Data records:
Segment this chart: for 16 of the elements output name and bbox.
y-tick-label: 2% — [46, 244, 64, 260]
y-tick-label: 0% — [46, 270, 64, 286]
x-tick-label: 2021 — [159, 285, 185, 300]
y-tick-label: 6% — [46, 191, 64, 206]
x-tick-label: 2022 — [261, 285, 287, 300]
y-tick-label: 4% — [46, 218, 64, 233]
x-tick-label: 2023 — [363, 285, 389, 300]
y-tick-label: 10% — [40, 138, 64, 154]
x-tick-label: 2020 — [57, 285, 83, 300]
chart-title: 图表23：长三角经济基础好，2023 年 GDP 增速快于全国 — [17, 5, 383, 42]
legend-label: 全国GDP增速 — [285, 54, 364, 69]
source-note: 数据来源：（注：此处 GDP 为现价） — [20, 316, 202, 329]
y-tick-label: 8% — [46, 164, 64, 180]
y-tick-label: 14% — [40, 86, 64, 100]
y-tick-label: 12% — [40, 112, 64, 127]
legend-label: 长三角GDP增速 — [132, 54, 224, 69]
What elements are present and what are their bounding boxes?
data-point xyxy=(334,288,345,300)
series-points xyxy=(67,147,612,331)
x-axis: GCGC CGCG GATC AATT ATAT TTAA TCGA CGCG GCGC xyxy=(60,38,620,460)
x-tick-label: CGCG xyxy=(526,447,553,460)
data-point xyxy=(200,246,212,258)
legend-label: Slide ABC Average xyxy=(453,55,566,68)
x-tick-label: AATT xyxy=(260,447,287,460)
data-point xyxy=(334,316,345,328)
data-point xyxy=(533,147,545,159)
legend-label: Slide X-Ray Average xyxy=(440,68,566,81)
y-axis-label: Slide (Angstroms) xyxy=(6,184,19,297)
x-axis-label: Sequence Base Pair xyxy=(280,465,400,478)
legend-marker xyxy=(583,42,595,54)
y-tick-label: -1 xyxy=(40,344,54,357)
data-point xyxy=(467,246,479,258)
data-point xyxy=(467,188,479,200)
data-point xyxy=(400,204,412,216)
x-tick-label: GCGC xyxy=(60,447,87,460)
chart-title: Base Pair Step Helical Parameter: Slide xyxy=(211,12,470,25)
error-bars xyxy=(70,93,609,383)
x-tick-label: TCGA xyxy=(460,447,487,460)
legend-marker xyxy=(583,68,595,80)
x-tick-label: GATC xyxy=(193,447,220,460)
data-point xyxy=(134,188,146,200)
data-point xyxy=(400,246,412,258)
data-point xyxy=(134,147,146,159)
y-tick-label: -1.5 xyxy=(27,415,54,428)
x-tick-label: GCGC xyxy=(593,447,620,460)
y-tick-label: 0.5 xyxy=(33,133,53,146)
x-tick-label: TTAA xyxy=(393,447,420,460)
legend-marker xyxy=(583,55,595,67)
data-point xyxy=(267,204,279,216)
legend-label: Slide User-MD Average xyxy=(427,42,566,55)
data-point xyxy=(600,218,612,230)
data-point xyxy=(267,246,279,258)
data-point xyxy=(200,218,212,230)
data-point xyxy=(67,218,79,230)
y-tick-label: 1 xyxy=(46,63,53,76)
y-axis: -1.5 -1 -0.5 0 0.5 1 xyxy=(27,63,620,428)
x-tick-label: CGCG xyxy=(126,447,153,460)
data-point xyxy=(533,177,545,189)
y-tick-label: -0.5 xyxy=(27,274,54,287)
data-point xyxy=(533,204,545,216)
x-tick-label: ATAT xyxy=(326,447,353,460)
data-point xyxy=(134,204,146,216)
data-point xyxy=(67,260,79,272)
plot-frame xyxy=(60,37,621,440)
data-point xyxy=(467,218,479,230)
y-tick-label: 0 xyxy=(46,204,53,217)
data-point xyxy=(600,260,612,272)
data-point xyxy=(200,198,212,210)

Task: Can you copy all of the entries above word for word, with no changes?

Written solution:
Segment this chart: for 16 of the elements output name and bbox.
y-tick-label: 2% — [46, 244, 64, 260]
y-tick-label: 0% — [46, 270, 64, 286]
x-tick-label: 2021 — [159, 285, 185, 300]
y-tick-label: 6% — [46, 191, 64, 206]
x-tick-label: 2022 — [261, 285, 287, 300]
y-tick-label: 4% — [46, 218, 64, 233]
x-tick-label: 2023 — [363, 285, 389, 300]
y-tick-label: 10% — [40, 138, 64, 154]
x-tick-label: 2020 — [57, 285, 83, 300]
chart-title: 图表23：长三角经济基础好，2023 年 GDP 增速快于全国 — [17, 5, 383, 42]
legend-label: 全国GDP增速 — [285, 54, 364, 69]
source-note: 数据来源：（注：此处 GDP 为现价） — [20, 316, 202, 329]
y-tick-label: 8% — [46, 164, 64, 180]
y-tick-label: 14% — [40, 86, 64, 100]
y-tick-label: 12% — [40, 112, 64, 127]
legend-label: 长三角GDP增速 — [132, 54, 224, 69]
What elements are present and what are their bounding boxes?
data-point xyxy=(334,288,345,300)
series-points xyxy=(67,147,612,331)
x-axis: GCGC CGCG GATC AATT ATAT TTAA TCGA CGCG GCGC xyxy=(60,38,620,460)
x-tick-label: CGCG xyxy=(526,447,553,460)
data-point xyxy=(200,246,212,258)
legend-label: Slide ABC Average xyxy=(453,55,566,68)
x-tick-label: AATT xyxy=(260,447,287,460)
data-point xyxy=(334,316,345,328)
data-point xyxy=(533,147,545,159)
legend-label: Slide X-Ray Average xyxy=(440,68,566,81)
y-axis-label: Slide (Angstroms) xyxy=(6,184,19,297)
x-axis-label: Sequence Base Pair xyxy=(280,465,400,478)
legend-marker xyxy=(583,42,595,54)
y-tick-label: -1 xyxy=(40,344,54,357)
data-point xyxy=(467,246,479,258)
data-point xyxy=(467,188,479,200)
data-point xyxy=(400,204,412,216)
x-tick-label: GCGC xyxy=(60,447,87,460)
chart-title: Base Pair Step Helical Parameter: Slide xyxy=(211,12,470,25)
error-bars xyxy=(70,93,609,383)
x-tick-label: TCGA xyxy=(460,447,487,460)
legend-marker xyxy=(583,68,595,80)
x-tick-label: GATC xyxy=(193,447,220,460)
data-point xyxy=(134,188,146,200)
data-point xyxy=(400,246,412,258)
data-point xyxy=(134,147,146,159)
y-tick-label: -1.5 xyxy=(27,415,54,428)
x-tick-label: GCGC xyxy=(593,447,620,460)
y-tick-label: 0.5 xyxy=(33,133,53,146)
x-tick-label: TTAA xyxy=(393,447,420,460)
legend-marker xyxy=(583,55,595,67)
data-point xyxy=(267,204,279,216)
legend-label: Slide User-MD Average xyxy=(427,42,566,55)
data-point xyxy=(600,218,612,230)
data-point xyxy=(267,246,279,258)
data-point xyxy=(200,218,212,230)
data-point xyxy=(67,218,79,230)
y-tick-label: 1 xyxy=(46,63,53,76)
y-axis: -1.5 -1 -0.5 0 0.5 1 xyxy=(27,63,620,428)
x-tick-label: CGCG xyxy=(126,447,153,460)
data-point xyxy=(533,177,545,189)
y-tick-label: -0.5 xyxy=(27,274,54,287)
data-point xyxy=(533,204,545,216)
x-tick-label: ATAT xyxy=(326,447,353,460)
data-point xyxy=(134,204,146,216)
data-point xyxy=(67,260,79,272)
plot-frame xyxy=(60,37,621,440)
data-point xyxy=(467,218,479,230)
y-tick-label: 0 xyxy=(46,204,53,217)
data-point xyxy=(600,260,612,272)
data-point xyxy=(200,198,212,210)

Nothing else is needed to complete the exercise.